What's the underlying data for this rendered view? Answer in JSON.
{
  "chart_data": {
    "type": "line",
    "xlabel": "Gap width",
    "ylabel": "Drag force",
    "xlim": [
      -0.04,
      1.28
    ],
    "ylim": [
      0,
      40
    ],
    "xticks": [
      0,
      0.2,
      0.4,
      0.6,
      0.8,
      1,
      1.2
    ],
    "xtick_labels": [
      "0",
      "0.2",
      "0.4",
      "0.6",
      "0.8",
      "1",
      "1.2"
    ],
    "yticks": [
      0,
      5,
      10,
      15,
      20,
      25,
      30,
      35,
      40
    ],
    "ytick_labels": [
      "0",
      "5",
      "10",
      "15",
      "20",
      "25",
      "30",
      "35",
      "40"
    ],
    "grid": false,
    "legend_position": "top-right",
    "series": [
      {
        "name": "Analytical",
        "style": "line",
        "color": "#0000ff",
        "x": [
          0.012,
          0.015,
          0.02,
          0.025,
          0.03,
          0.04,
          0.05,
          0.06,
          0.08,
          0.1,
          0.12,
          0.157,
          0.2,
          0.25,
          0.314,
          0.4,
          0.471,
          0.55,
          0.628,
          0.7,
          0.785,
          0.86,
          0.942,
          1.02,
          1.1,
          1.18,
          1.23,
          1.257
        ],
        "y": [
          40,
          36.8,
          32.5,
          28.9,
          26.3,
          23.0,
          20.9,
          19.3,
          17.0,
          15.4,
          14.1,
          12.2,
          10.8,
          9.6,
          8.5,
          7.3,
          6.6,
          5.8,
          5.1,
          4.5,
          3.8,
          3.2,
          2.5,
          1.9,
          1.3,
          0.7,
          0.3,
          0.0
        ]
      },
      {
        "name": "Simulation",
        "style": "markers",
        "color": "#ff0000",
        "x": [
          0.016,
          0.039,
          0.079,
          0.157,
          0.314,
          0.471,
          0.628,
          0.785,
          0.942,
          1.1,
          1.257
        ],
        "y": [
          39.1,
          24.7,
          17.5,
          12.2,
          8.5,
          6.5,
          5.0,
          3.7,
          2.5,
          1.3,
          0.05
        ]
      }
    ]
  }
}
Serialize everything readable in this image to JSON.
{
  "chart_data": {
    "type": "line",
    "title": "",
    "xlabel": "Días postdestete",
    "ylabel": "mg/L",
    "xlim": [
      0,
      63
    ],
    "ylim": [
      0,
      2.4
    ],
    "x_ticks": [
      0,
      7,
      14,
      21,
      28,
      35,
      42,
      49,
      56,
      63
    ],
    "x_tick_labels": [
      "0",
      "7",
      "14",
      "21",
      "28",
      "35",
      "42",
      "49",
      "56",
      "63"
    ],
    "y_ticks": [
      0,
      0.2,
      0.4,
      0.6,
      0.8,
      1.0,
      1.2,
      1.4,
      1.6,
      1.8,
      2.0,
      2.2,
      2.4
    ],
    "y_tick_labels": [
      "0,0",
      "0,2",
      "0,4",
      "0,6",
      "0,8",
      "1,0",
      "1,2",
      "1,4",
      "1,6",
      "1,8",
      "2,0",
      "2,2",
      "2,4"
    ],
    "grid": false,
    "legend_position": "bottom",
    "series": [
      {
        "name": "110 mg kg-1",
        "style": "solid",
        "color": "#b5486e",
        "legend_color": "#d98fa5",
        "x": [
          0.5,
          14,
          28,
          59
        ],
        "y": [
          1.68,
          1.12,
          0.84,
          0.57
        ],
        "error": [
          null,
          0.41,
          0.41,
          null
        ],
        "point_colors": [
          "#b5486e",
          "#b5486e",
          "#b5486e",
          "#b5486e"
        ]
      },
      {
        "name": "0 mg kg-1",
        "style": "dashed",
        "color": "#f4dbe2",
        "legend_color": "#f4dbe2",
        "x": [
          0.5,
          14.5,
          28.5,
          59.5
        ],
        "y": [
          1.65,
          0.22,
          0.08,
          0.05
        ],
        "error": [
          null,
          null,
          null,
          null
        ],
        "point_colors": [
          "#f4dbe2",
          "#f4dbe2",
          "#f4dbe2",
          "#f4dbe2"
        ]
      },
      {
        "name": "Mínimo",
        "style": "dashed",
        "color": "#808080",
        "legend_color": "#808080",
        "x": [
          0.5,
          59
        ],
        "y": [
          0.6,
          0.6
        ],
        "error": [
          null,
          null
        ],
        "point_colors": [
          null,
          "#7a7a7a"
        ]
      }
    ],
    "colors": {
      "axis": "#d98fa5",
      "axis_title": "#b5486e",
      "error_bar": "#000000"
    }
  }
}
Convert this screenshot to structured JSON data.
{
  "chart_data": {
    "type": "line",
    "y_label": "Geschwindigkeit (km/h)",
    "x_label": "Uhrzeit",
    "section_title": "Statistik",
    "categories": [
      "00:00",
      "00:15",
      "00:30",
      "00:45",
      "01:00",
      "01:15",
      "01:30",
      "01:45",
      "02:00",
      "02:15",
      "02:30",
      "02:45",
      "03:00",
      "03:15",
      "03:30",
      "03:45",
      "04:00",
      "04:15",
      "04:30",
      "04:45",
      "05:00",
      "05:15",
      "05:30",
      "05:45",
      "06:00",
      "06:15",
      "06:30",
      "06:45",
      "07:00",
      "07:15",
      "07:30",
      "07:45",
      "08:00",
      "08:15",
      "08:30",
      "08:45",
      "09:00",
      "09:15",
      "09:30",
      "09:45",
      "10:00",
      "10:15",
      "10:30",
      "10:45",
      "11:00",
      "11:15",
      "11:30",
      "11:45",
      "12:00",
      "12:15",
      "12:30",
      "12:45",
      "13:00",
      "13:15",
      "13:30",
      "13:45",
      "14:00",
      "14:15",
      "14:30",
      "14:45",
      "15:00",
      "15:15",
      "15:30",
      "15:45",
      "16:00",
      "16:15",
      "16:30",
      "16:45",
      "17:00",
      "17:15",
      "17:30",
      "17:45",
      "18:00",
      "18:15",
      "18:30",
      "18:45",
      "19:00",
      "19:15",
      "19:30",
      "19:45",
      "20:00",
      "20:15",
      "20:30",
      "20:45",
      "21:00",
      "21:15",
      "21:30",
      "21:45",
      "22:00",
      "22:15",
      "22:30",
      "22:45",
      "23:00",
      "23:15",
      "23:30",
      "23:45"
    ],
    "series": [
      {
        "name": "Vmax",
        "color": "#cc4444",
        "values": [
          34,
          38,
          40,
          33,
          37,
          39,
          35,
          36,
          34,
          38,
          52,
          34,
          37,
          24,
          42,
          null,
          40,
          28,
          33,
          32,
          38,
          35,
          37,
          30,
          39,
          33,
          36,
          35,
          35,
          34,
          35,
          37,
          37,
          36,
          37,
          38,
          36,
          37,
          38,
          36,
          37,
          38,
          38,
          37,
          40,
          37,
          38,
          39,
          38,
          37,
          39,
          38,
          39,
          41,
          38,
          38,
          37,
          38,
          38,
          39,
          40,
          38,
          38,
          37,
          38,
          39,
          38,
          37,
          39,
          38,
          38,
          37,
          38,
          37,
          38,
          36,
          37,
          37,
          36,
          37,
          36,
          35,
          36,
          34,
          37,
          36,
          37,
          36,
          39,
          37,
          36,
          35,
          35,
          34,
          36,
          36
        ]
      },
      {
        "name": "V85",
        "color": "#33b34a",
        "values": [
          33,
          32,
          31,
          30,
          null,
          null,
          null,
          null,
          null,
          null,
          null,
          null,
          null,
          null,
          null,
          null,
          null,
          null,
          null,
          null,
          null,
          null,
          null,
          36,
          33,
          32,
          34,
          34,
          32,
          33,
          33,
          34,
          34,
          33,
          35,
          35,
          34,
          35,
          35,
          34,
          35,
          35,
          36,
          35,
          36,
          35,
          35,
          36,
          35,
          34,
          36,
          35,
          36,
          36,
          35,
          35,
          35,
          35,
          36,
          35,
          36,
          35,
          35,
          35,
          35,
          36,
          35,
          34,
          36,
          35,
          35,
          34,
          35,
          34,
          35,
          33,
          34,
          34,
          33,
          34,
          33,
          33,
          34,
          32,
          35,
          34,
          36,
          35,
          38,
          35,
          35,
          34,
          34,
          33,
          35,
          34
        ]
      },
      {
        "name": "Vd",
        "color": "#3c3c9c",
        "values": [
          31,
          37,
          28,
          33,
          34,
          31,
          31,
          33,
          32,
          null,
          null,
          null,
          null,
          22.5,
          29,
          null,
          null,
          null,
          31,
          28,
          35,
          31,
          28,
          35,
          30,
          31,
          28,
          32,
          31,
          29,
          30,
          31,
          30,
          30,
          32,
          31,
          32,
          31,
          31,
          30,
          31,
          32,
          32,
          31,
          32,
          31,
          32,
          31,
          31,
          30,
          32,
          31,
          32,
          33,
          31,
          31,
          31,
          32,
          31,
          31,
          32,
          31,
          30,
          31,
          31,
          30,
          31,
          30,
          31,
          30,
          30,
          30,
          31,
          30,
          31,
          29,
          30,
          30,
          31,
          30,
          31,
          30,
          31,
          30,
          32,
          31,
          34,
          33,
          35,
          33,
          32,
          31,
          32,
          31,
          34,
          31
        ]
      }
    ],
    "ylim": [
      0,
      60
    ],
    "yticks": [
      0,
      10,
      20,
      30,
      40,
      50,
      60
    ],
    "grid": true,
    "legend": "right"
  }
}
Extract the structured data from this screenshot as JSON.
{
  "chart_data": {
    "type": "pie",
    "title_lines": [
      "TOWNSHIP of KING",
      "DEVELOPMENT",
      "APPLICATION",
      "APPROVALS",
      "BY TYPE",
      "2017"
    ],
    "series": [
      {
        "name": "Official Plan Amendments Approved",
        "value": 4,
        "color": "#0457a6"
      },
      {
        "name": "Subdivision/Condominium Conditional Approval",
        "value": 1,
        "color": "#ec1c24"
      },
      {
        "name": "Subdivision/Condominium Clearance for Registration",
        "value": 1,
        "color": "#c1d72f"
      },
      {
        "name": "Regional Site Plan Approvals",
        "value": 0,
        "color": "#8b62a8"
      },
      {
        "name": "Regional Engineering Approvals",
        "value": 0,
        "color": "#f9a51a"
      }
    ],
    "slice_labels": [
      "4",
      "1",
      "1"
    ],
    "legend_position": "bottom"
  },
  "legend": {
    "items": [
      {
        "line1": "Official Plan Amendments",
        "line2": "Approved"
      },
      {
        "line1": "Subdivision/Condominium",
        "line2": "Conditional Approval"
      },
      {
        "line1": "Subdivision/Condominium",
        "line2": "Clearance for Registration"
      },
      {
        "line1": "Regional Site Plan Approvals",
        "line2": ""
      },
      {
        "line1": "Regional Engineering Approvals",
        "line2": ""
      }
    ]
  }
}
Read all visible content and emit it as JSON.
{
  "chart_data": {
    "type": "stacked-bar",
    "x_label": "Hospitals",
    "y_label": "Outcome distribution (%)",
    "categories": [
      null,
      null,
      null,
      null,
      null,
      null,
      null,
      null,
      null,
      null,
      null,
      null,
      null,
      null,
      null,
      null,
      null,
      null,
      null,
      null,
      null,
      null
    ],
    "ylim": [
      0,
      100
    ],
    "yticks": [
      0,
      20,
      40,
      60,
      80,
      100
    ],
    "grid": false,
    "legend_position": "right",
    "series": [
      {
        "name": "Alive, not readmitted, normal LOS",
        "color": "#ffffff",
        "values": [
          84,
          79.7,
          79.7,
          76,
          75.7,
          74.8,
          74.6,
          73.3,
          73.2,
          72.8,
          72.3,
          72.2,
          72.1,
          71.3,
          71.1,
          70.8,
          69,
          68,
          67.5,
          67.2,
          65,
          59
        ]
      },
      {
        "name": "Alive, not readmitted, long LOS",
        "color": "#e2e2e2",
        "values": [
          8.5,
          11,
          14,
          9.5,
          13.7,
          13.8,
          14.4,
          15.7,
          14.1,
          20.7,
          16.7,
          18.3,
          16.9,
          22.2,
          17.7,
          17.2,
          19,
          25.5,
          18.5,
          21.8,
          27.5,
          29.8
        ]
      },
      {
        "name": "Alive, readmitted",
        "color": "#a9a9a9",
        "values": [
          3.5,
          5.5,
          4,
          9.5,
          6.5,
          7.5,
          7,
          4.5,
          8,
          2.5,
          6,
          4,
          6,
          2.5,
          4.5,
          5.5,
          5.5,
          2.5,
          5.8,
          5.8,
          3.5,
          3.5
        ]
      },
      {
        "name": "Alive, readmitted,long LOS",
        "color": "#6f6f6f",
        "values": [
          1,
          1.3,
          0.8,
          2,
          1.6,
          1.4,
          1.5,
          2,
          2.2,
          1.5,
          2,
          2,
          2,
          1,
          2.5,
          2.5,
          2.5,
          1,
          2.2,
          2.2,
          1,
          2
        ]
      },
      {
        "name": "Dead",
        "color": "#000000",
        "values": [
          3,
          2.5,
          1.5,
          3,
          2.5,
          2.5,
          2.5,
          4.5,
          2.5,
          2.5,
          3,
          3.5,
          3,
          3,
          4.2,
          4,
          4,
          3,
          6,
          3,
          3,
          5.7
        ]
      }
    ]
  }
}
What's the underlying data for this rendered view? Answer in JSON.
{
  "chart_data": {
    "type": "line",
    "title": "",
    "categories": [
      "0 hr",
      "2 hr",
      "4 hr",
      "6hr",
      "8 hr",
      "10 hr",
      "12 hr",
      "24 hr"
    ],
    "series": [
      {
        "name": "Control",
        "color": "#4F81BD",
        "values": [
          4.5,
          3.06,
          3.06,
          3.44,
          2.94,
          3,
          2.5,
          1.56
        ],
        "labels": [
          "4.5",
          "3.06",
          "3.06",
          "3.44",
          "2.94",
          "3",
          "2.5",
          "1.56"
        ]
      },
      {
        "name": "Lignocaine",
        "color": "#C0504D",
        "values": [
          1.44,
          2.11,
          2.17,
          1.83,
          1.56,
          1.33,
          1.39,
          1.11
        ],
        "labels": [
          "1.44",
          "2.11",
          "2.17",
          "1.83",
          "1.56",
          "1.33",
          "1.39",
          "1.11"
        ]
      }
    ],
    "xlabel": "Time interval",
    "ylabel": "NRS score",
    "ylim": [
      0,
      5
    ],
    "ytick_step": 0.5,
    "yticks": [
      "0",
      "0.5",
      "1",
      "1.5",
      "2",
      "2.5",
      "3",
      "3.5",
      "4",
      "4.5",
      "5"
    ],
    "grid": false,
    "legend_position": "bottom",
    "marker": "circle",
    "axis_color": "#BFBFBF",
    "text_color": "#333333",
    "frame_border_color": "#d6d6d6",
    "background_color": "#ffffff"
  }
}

## INSTRUCTION
Lines holding the word "Clearance" should be counted across the entries; state only how many there are.

## RESPONSE
2